_DIRECTIVE_
All lines in the data bearing the string "JSON" should be identified and copied.

_MATERIAL_
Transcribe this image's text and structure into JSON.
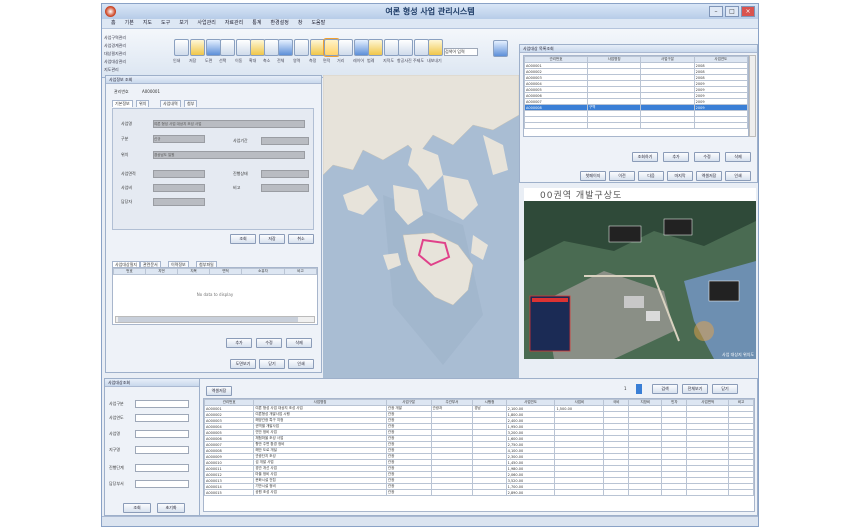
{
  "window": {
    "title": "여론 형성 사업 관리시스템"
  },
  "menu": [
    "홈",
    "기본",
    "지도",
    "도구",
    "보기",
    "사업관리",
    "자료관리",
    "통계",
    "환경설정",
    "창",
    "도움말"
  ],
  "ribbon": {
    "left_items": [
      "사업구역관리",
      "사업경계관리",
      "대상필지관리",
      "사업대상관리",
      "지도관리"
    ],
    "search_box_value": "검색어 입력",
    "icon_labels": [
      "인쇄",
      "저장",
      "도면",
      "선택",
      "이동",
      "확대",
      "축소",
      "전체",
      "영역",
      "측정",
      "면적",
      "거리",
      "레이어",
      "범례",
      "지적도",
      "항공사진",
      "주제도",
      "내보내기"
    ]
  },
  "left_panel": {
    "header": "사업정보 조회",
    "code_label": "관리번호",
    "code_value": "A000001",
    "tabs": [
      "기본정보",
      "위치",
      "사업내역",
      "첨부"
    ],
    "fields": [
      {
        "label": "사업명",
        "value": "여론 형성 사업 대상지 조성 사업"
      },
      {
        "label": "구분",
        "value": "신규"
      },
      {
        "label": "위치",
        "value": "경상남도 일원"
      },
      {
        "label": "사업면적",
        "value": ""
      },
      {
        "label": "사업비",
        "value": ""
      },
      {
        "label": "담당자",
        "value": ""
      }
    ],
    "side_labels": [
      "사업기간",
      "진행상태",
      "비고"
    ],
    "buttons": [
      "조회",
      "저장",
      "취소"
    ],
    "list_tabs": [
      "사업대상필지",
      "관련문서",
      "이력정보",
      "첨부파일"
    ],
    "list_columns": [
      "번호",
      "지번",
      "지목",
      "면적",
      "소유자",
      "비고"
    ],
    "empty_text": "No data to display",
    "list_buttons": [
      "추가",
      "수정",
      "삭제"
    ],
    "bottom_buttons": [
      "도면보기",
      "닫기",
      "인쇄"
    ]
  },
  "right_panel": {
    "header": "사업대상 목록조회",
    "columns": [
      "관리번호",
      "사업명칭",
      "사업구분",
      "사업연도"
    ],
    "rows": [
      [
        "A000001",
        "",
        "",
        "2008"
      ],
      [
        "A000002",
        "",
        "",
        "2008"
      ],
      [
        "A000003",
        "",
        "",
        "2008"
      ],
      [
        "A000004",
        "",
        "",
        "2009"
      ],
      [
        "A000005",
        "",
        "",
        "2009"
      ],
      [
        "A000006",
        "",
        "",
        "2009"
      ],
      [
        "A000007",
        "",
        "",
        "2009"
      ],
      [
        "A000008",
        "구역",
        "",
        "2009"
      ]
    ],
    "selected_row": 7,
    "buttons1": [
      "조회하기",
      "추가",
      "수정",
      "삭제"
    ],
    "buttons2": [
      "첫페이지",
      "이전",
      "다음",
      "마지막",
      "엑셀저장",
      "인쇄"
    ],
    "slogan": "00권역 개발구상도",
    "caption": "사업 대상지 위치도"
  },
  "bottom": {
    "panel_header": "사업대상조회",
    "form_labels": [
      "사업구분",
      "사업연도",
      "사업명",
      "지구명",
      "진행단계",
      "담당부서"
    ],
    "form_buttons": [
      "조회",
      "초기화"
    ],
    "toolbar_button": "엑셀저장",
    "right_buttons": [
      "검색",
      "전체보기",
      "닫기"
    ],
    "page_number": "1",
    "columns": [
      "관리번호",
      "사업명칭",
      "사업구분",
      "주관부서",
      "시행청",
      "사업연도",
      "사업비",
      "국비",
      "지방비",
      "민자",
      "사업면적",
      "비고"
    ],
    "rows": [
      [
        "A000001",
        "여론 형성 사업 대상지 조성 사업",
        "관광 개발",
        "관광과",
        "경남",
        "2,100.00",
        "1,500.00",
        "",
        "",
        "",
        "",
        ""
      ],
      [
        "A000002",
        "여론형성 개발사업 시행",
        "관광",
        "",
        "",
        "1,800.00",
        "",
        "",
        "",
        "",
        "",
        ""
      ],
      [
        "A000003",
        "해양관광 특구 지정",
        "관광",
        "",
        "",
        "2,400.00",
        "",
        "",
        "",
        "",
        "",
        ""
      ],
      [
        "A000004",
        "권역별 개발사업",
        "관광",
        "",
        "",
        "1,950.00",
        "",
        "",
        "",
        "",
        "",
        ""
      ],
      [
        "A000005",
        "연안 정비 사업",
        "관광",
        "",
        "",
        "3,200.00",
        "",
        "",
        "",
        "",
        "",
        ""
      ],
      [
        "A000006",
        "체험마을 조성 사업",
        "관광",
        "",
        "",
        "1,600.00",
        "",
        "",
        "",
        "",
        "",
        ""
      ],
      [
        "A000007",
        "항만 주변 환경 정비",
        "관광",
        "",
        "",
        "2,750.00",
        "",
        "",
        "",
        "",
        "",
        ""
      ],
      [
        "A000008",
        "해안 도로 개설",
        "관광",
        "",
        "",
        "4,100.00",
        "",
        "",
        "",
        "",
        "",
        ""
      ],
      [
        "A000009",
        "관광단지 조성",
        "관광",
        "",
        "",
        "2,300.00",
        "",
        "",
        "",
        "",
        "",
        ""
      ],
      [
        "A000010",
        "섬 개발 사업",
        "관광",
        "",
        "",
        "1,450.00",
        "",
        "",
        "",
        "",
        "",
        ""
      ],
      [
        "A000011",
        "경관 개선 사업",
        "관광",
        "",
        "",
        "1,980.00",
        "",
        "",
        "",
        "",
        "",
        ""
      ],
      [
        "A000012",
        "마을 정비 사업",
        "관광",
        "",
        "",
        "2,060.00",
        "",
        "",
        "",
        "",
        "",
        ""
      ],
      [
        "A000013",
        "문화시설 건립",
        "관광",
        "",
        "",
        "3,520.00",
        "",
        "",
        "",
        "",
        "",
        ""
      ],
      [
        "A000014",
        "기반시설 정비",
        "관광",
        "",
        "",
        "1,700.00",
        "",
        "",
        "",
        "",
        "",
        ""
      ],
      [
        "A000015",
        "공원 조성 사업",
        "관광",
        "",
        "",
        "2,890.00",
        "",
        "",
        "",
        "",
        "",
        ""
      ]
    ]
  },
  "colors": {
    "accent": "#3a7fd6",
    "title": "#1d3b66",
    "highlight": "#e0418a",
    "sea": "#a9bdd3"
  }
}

---

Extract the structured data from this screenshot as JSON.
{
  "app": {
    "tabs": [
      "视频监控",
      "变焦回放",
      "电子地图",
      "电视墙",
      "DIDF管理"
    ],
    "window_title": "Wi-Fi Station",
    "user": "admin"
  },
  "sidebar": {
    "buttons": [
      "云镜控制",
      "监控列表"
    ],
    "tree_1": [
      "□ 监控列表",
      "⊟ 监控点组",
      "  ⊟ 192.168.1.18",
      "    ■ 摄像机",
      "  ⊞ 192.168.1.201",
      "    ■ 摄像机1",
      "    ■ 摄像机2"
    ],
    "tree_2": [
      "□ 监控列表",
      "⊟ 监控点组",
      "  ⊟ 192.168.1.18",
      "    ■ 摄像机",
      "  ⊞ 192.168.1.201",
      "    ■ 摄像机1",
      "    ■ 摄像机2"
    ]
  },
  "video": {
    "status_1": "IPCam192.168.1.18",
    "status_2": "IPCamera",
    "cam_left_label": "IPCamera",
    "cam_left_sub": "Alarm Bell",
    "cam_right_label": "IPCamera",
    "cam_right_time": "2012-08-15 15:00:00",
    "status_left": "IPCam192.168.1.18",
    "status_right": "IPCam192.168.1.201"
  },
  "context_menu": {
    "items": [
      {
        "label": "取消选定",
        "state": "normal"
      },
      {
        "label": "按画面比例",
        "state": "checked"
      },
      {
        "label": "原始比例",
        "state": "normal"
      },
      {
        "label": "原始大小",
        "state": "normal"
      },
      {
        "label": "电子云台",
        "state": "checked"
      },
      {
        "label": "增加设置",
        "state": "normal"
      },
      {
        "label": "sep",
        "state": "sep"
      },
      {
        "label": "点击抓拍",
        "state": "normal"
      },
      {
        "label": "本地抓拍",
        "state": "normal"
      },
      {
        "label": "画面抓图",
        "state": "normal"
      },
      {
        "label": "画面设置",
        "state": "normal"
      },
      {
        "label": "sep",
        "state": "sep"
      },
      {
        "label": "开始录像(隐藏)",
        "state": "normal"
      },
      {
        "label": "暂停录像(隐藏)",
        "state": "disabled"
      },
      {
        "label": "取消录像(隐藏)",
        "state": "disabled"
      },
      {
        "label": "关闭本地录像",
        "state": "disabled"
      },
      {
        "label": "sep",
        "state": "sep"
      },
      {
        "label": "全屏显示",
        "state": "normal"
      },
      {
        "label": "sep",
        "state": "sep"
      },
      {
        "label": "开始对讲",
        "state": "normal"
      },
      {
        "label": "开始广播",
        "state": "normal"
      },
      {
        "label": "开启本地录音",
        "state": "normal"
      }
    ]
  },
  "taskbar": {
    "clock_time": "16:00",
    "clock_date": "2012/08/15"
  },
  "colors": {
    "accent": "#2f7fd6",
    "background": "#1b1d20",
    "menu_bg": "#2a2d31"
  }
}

==

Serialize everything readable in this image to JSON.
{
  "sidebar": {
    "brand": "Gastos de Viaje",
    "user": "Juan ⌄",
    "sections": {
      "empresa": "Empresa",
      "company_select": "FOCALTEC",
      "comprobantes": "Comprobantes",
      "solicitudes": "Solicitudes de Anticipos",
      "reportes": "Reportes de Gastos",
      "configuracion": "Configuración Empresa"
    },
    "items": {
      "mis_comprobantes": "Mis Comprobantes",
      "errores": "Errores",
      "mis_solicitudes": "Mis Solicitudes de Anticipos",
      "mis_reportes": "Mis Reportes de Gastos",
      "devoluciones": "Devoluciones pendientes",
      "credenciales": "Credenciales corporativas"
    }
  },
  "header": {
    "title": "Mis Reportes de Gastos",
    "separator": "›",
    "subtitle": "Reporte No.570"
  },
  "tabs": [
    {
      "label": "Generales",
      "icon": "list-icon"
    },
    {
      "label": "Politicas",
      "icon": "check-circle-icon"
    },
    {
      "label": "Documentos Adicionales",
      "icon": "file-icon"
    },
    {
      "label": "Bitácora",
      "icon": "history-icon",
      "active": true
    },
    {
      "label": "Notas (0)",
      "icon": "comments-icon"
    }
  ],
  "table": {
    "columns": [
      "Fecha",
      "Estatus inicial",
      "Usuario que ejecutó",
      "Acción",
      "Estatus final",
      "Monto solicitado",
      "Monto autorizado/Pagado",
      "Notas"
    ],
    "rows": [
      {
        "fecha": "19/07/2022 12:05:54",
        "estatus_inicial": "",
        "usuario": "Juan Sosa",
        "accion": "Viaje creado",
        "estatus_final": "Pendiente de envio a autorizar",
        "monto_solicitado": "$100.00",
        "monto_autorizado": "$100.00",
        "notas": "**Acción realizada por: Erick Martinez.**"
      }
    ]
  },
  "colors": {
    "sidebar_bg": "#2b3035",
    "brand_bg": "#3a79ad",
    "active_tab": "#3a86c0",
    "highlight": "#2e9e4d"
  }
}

_RESPONSE TO THE TASK_
Transcribe this image's text and structure into JSON.
Extract the structured data from this screenshot as JSON.
Serialize everything readable in this image to JSON.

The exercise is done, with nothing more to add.